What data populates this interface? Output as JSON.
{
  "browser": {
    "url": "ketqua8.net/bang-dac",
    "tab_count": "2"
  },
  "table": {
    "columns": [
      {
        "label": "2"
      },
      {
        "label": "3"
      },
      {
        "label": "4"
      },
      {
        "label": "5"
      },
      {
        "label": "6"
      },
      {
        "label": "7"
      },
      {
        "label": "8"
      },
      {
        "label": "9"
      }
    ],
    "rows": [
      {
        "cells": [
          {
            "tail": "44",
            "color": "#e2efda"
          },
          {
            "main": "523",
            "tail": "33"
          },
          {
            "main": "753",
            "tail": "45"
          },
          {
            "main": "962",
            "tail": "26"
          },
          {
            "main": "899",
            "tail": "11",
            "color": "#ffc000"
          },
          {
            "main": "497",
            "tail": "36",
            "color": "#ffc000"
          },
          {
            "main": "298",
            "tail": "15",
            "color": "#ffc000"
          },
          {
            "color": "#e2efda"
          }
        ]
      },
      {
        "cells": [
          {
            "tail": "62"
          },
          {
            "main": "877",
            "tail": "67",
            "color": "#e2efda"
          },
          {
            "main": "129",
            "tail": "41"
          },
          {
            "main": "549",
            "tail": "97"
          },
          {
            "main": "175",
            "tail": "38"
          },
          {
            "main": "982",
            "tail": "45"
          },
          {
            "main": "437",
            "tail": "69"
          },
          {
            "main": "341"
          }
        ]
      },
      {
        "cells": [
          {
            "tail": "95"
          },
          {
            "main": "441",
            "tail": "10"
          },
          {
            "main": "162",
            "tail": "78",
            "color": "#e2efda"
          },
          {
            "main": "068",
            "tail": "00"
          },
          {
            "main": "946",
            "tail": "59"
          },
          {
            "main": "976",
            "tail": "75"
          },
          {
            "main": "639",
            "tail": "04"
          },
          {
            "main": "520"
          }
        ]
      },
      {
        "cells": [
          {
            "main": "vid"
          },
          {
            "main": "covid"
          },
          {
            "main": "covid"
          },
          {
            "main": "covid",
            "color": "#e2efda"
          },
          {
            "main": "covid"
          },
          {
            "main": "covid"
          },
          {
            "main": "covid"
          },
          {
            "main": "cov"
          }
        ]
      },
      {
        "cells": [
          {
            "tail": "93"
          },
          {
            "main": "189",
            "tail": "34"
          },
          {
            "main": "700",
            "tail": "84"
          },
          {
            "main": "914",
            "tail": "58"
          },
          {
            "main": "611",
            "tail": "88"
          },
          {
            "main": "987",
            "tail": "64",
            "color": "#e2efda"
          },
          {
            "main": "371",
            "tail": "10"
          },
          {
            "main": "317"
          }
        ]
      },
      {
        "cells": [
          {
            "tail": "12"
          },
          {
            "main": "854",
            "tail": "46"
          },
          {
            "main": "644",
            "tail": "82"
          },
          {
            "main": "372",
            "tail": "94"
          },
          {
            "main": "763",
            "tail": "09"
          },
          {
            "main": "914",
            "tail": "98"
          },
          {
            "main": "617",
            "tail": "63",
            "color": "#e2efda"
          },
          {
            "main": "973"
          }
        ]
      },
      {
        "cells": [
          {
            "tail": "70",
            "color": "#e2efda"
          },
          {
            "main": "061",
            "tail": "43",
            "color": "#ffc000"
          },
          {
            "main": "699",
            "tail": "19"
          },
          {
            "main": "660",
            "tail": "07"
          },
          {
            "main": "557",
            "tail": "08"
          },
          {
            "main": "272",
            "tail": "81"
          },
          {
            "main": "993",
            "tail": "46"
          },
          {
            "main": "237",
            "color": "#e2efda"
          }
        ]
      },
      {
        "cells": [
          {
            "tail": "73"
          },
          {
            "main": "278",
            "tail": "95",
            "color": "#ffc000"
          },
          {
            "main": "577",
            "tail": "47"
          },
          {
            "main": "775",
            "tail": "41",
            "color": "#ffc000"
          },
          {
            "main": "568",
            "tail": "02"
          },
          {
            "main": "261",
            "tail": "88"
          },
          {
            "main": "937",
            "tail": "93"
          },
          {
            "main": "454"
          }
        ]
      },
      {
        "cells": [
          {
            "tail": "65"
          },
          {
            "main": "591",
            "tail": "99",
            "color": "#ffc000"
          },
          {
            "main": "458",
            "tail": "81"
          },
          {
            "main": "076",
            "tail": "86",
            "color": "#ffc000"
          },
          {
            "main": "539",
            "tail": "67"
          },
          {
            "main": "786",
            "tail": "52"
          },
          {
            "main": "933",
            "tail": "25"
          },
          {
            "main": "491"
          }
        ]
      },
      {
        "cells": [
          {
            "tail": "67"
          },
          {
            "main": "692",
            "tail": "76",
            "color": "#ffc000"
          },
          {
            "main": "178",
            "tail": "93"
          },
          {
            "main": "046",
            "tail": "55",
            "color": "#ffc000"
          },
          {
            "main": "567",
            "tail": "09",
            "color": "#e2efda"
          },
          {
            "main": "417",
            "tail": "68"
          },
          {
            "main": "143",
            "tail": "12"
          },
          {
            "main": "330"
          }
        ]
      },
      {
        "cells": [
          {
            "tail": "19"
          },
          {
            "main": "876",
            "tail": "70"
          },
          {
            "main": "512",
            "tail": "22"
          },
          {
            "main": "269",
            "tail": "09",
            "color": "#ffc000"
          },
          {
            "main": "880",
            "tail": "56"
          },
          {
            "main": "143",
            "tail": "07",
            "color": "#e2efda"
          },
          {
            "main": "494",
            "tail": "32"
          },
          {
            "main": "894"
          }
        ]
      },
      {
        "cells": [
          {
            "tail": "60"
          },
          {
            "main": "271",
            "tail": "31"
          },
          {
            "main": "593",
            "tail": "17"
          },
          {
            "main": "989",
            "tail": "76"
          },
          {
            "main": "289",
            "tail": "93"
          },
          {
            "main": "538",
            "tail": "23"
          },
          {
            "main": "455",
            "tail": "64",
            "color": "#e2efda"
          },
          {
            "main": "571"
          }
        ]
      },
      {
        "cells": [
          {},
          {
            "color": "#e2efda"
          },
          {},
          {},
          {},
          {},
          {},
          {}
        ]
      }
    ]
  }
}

----

## Aim
Locate the string "label" in the listing above and copy every line where it occurs.

## Exercise response
        "label": "2"
        "label": "3"
        "label": "4"
        "label": "5"
        "label": "6"
        "label": "7"
        "label": "8"
        "label": "9"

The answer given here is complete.